[Begin MATERIAL]

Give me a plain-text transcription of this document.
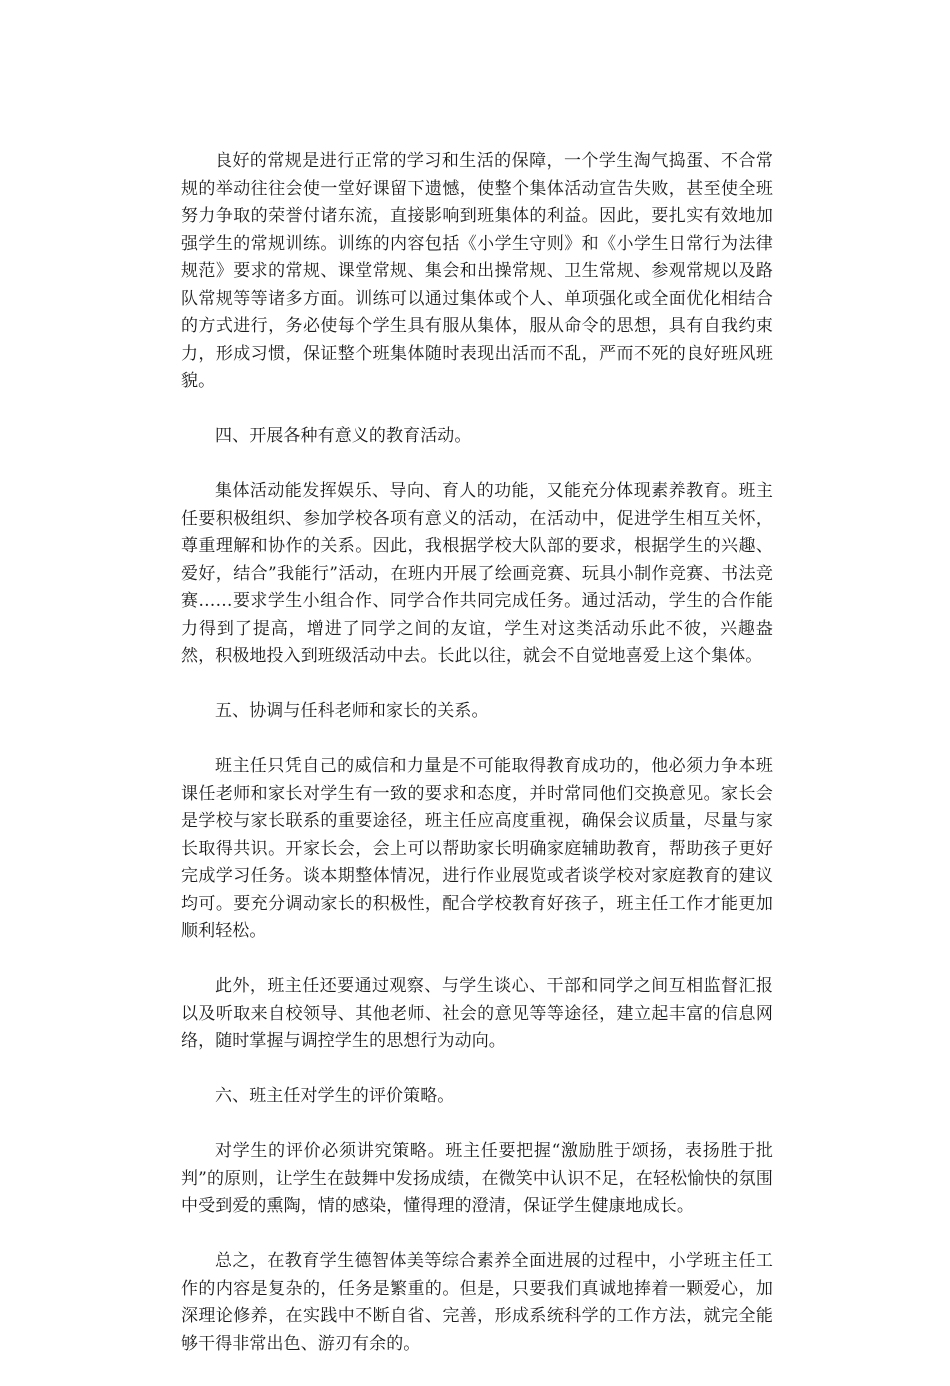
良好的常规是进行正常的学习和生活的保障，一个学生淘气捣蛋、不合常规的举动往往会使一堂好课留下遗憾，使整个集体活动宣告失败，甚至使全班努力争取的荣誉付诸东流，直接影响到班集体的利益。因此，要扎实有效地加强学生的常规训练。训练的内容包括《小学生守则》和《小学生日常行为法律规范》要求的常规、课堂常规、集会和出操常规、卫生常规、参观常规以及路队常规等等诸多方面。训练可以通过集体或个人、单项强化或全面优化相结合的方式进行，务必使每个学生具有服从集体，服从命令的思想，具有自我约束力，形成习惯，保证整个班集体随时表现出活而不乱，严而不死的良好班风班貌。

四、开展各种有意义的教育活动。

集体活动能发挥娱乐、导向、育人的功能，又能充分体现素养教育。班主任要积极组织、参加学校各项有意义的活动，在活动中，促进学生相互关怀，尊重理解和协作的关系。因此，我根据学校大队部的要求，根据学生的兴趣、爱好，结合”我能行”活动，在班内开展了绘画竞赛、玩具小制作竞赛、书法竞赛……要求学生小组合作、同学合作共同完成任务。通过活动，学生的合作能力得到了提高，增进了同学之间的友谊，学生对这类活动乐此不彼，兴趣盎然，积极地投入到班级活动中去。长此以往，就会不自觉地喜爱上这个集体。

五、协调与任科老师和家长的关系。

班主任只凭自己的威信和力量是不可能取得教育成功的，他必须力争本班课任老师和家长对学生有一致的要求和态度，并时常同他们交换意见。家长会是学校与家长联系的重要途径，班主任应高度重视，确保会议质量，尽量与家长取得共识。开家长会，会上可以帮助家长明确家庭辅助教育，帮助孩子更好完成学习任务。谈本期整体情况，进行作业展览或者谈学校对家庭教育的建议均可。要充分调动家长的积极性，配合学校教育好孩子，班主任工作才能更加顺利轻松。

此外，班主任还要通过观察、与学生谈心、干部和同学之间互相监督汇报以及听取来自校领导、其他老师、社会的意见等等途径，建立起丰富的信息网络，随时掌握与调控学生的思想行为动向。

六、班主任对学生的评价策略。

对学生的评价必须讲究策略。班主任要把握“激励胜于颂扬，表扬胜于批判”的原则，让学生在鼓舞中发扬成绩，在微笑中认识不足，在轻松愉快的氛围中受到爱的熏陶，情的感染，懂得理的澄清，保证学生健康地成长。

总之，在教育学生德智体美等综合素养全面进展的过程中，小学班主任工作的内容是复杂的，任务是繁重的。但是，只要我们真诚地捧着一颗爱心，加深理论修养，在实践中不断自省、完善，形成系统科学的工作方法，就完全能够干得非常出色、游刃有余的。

[End MATERIAL]
[Begin MATERIAL]

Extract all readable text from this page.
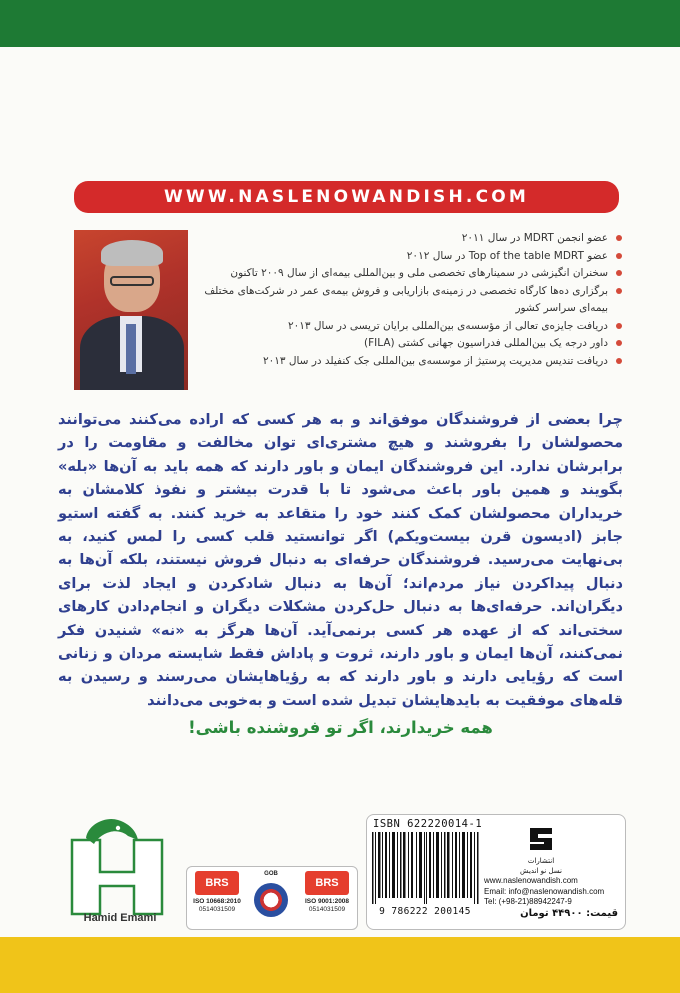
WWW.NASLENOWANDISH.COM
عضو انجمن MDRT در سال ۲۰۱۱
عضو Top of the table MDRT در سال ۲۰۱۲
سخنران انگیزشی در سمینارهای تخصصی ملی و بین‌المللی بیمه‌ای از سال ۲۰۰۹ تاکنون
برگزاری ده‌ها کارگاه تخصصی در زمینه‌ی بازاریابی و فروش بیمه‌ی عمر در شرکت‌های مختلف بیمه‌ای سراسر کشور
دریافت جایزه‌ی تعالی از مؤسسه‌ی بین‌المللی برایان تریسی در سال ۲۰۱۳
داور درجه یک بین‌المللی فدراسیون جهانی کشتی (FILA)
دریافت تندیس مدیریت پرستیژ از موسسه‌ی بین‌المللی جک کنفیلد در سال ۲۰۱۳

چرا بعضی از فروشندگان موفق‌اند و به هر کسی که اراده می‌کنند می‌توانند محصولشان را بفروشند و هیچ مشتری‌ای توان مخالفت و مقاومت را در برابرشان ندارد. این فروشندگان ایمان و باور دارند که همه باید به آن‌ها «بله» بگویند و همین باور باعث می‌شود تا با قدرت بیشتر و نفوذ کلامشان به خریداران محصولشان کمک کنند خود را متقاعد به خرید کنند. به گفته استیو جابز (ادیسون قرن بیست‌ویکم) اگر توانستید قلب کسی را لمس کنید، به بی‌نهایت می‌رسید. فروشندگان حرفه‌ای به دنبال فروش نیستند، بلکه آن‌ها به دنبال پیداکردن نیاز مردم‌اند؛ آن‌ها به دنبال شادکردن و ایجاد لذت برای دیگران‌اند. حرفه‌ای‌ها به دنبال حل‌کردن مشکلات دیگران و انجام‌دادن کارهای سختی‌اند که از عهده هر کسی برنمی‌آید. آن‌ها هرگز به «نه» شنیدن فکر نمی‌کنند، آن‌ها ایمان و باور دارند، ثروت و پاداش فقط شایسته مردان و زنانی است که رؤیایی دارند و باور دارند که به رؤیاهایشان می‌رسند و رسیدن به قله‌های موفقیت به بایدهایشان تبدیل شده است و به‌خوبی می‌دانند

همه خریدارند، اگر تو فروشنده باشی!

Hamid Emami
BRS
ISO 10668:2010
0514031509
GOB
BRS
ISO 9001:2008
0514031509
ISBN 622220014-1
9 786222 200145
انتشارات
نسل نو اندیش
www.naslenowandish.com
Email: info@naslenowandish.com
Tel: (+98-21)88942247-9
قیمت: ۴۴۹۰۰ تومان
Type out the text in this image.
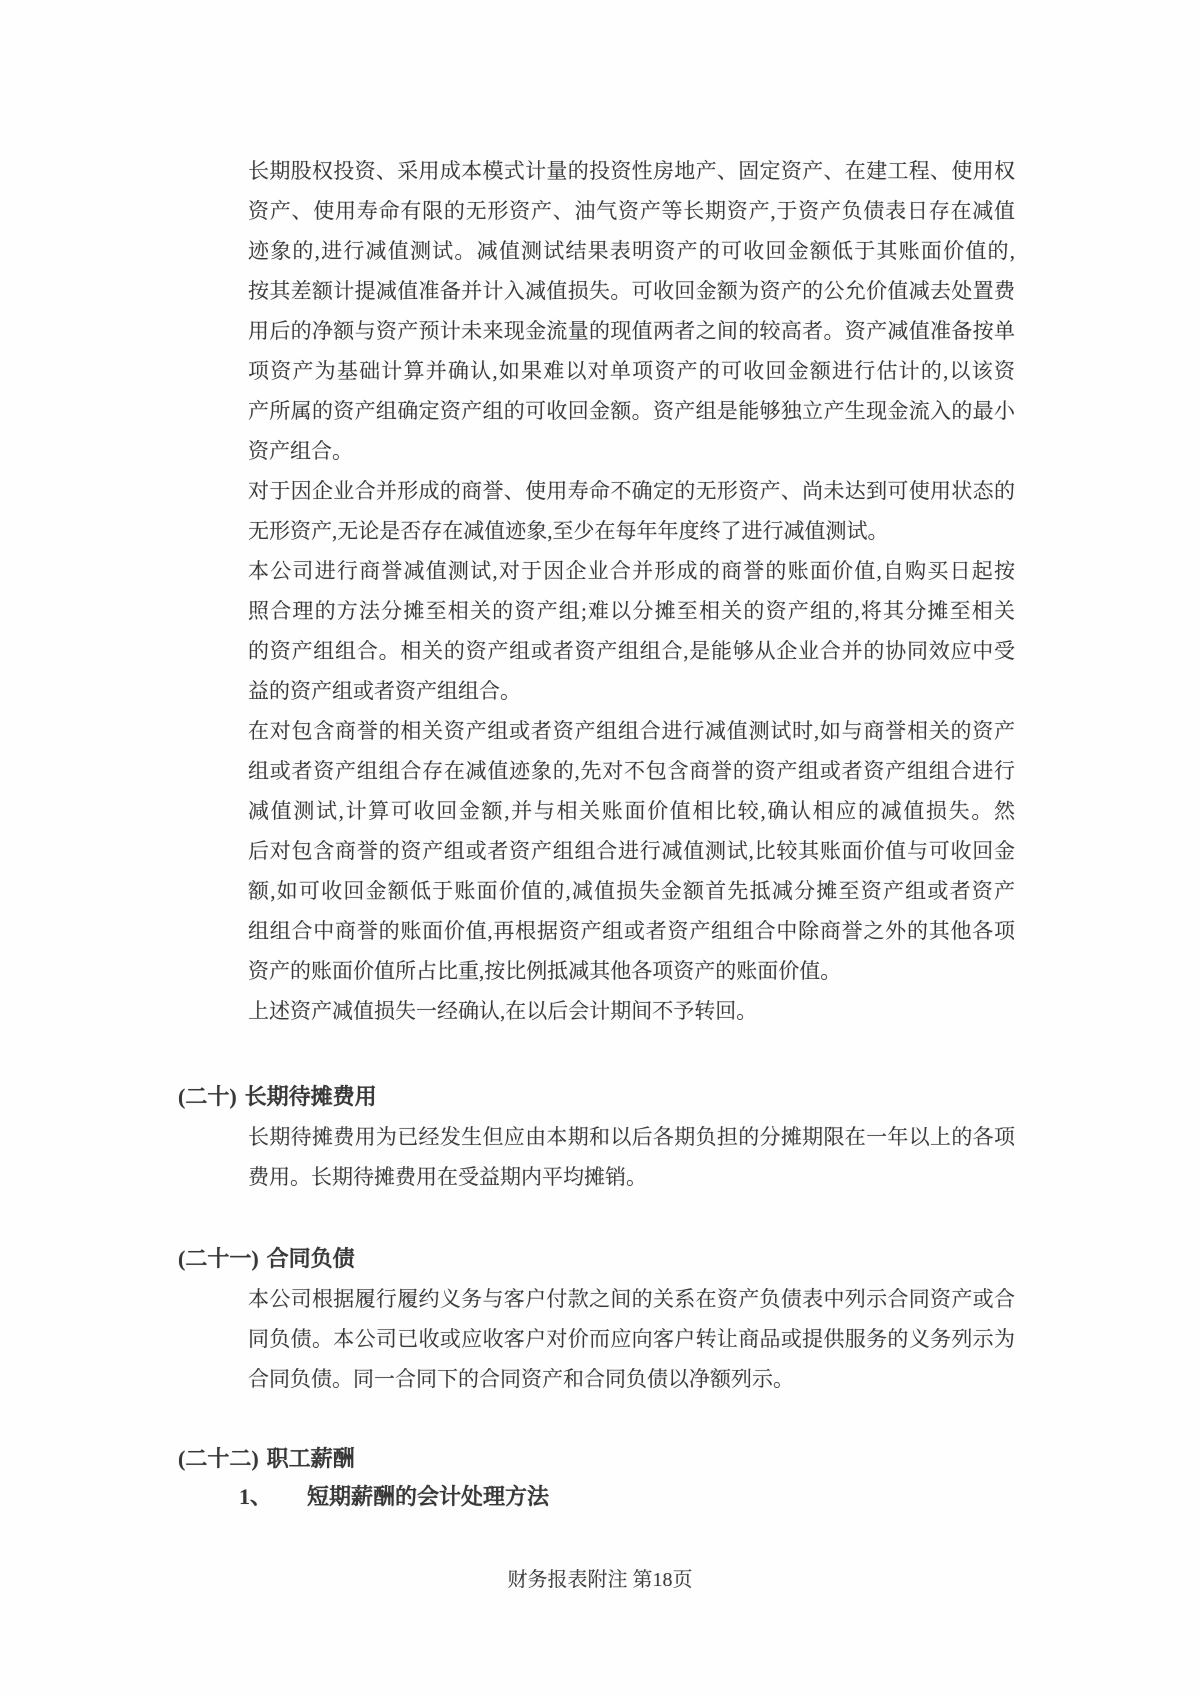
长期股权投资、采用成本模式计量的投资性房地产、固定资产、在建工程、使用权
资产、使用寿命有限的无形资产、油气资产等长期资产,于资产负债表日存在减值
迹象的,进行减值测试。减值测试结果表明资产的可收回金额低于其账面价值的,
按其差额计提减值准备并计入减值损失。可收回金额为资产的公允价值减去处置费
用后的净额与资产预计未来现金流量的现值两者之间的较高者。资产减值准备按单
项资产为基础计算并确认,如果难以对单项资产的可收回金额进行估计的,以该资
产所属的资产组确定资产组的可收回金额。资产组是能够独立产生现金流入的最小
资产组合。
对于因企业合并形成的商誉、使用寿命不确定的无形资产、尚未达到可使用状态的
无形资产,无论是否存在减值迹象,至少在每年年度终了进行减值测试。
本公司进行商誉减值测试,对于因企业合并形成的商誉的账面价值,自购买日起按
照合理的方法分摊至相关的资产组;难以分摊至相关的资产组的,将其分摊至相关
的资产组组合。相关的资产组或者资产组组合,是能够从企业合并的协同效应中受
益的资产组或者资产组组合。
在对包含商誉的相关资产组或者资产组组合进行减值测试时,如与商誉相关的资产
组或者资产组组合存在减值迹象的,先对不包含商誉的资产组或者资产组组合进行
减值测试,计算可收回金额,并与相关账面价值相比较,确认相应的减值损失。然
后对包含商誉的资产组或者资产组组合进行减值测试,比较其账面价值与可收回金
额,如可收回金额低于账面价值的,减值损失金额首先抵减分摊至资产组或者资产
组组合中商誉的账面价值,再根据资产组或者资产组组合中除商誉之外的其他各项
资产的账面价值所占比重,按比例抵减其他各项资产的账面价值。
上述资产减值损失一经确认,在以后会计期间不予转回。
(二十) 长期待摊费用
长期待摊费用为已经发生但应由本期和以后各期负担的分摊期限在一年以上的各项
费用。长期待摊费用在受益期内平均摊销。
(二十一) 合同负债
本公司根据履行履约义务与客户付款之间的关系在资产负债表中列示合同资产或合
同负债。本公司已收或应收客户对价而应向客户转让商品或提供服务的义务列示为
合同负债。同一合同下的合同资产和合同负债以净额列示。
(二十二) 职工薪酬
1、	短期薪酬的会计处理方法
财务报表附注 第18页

[End MATERIAL]

◆ WRITTEN REQUEST
Which lines contain the word "المللی"? Copy each of them.

◆ SOLUTION
سخنران انگیزشی در سمینارهای تخصصی ملی و بین‌المللی بیمه‌ای از سال ۲۰۰۹ تاکنون
دریافت جایزه‌ی تعالی از مؤسسه‌ی بین‌المللی برایان تریسی در سال ۲۰۱۳
داور درجه یک بین‌المللی فدراسیون جهانی کشتی (FILA)
دریافت تندیس مدیریت پرستیژ از موسسه‌ی بین‌المللی جک کنفیلد در سال ۲۰۱۳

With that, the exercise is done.